Analysis of Problems to be Solved in Salt Impregnation Heat Treatment Kilns for Magnesia Refractory Bricks
Refractory material manufacturers need to effectively address the following issues in the salt impregnation heat treatment kilns for magnesia refractory bricks:
1) Experiments show that the hydration rate of magnesia refractory bricks accelerates in the temperature range of 85-115℃. Therefore, when magnesia refractory bricks are fed into the heat treatment kiln, the area near the kiln inlet often experiences more severe hydration reactions due to the lower temperature. Thus, it is required that the magnesia refractory brick blanks near the kiln inlet be removed from the 85-115℃ temperature range as soon as possible during heat treatment.
2) In the heat treatment kiln, when the temperature reaches 195℃, it is required to hold at that temperature for 5 hours. However, during the kiln loading and unloading processes, the opening of the kiln door allows outside air to enter, causing significant fluctuations in the kiln’s holding temperature and pressure, affecting the quality of the magnesia refractory bricks.
3) The location of magnesia refractory bricks in the heat treatment kiln will result in different hot air volumes. Therefore, the heat treatment kiln must be designed in zones and the hot air volume must be controlled in zones to ensure the rationality and reliability of the temperature distribution in the kiln.
Design of a Heat Treatment Kiln for Magnesia Salt-Immersed Refractory Bricks
Technical Scheme Analysis of the Heat Treatment Kiln Design
Addressing the problems existing in the heat treatment kilns for magnesia salt-immersed refractory bricks manufactured by refractory material manufacturers, technical solutions including inlet and outlet preparation chambers, zoned airflow control, and a hot air circulation device were designed. This effectively ensures that the heat treatment process of the kiln meets the requirements for heat treatment of salt-immersed magnesia refractory bricks.
1) An inlet preparation chamber is set at the front of the heat treatment kiln, and an outlet preparation chamber is set at the rear. When it is necessary to open the inlet or outlet kiln door, the inlet or outlet preparation chamber is closed in advance. This operation can effectively prevent external air from entering the heat treatment kiln, avoiding any impact on the temperature and pressure inside the kiln.
2) Several carriages are set inside the heat treatment kiln body, with hot air inlets and exhaust gas outlets above the carriages. A hot air inlet side jacket is set on the left side of the kiln body, and an exhaust gas outlet side jacket is set on the right side of the kiln body. The left and right sides are equipped with partitions, dividing the air intake and exhaust into three zones. Each zone’s air intake and exhaust can be independently adjusted, preventing mutual interference. A blower delivers hot air to the hot air inlet, which is then directed into the heat treatment kiln via an adjustable baffle plate. The magnesia-impregnated refractory bricks inside the kiln are treated according to the thermal regime.

(Image-based layout entries)
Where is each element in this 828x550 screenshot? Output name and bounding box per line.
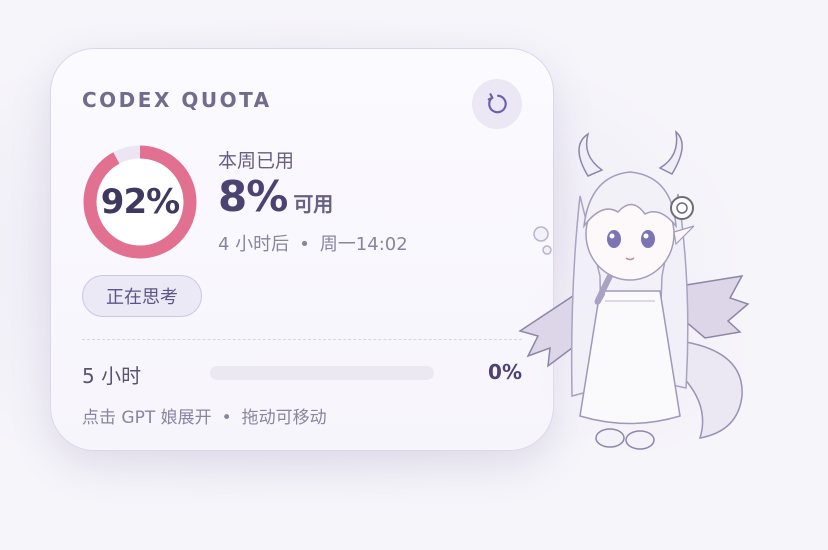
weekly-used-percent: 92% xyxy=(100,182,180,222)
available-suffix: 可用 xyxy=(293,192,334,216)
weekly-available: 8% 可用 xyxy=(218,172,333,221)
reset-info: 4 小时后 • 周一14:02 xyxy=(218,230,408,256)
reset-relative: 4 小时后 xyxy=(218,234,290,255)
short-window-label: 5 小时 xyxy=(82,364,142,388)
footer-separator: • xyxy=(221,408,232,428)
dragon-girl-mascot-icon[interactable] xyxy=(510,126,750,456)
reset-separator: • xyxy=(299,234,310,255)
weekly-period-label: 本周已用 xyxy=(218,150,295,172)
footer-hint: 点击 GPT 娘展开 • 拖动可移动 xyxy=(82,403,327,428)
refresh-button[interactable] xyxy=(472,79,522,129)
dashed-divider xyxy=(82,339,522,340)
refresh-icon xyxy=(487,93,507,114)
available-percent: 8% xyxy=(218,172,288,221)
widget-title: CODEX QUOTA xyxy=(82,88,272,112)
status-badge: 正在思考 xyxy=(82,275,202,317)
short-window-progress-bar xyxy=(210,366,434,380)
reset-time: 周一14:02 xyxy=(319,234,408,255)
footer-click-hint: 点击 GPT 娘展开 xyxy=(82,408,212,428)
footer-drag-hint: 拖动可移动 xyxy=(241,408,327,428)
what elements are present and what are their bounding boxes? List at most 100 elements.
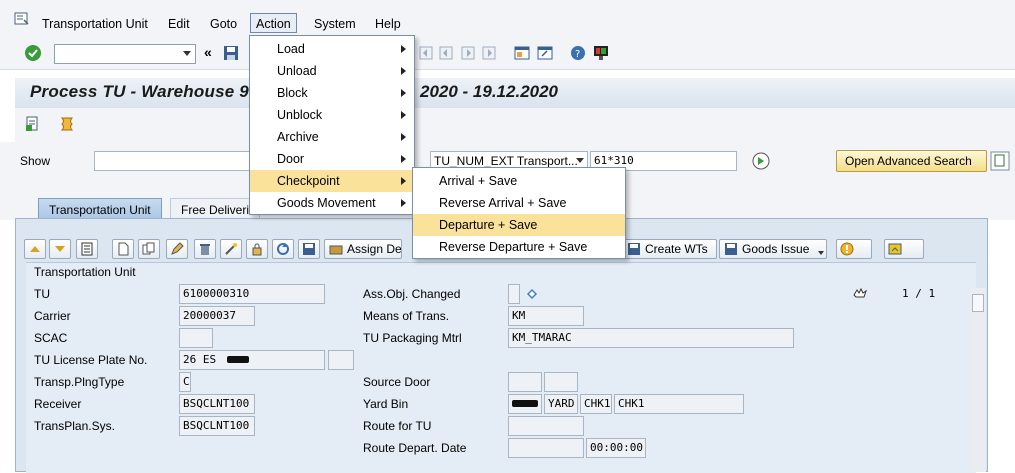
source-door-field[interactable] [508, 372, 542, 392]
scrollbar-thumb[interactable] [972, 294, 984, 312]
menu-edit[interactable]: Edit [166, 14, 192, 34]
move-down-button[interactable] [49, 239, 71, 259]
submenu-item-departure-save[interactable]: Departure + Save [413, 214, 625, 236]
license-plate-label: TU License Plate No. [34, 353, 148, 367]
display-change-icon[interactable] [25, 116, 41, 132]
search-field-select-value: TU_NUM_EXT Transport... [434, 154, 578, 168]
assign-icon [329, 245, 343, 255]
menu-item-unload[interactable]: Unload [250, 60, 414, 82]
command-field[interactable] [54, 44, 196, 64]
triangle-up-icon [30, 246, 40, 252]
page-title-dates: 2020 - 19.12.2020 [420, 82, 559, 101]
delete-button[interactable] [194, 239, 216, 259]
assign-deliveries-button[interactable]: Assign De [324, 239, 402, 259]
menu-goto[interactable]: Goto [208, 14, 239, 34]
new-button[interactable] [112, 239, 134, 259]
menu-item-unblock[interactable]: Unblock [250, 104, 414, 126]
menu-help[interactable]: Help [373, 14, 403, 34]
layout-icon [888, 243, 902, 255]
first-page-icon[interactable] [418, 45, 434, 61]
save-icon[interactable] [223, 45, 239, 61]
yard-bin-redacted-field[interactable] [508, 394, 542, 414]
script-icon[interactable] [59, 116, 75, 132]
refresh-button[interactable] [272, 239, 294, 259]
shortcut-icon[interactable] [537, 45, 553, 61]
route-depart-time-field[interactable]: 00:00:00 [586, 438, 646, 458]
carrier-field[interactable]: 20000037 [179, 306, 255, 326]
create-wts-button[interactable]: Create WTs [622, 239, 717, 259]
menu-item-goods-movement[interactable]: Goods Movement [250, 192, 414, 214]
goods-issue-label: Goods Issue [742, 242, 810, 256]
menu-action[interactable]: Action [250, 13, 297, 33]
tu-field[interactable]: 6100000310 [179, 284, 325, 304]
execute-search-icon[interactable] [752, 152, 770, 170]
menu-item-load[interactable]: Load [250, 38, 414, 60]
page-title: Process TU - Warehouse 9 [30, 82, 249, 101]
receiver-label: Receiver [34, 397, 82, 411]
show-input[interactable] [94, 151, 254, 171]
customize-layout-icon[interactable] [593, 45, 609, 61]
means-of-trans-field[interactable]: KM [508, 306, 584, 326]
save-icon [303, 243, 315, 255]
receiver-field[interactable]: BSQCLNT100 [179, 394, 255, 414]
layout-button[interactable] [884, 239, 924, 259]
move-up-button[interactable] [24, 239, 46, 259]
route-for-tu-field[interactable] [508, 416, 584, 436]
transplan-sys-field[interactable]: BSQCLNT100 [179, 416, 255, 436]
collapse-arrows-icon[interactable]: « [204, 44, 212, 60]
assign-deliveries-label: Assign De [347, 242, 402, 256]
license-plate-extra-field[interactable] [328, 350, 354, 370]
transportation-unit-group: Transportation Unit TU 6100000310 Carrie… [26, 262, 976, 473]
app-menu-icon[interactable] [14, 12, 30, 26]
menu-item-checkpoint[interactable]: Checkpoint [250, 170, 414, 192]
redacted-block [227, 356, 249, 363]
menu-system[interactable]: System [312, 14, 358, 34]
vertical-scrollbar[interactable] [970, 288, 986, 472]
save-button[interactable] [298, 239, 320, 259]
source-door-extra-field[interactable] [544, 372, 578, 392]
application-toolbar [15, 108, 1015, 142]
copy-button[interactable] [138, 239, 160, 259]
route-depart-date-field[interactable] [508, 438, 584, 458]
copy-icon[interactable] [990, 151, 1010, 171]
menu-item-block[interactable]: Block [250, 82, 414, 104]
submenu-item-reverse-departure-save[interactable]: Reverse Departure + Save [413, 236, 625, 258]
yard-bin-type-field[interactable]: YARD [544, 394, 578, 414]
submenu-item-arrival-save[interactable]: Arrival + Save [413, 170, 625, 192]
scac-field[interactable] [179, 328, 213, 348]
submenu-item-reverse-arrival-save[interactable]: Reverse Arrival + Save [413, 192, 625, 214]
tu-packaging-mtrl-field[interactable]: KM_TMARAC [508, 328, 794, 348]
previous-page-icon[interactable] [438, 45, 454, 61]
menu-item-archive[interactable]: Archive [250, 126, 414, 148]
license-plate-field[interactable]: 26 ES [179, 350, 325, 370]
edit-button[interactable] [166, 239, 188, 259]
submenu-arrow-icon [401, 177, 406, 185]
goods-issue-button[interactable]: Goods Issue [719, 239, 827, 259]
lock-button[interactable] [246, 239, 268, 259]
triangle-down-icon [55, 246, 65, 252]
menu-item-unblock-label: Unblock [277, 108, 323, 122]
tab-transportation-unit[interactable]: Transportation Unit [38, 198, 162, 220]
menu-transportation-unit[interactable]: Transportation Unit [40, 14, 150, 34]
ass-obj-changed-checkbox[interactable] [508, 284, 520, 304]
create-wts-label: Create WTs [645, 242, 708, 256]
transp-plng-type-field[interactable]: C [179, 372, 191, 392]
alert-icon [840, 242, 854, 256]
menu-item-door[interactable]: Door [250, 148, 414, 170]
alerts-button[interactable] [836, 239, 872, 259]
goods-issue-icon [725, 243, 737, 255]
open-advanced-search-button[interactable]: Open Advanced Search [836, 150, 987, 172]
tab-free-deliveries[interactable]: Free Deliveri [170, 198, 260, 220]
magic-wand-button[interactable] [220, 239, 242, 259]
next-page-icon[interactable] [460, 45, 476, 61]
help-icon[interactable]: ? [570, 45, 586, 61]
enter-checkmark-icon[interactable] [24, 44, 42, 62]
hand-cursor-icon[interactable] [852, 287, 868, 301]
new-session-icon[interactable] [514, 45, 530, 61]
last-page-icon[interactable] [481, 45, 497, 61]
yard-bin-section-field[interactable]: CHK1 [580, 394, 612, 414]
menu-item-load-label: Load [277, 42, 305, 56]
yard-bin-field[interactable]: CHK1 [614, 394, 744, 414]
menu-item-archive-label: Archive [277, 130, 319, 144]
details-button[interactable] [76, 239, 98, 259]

### Work instructions:
Answer these questions from the kiln text, numbering each answer to match.
1. In what temperature range does the hydration rate of magnesia refractory bricks accelerate?
2. How long must the kiln hold its temperature once it reaches 195℃?
3. How many zones do the partitions divide the air intake and exhaust into?

### Response below:
1. 85-115℃
2. 5 hours
3. Three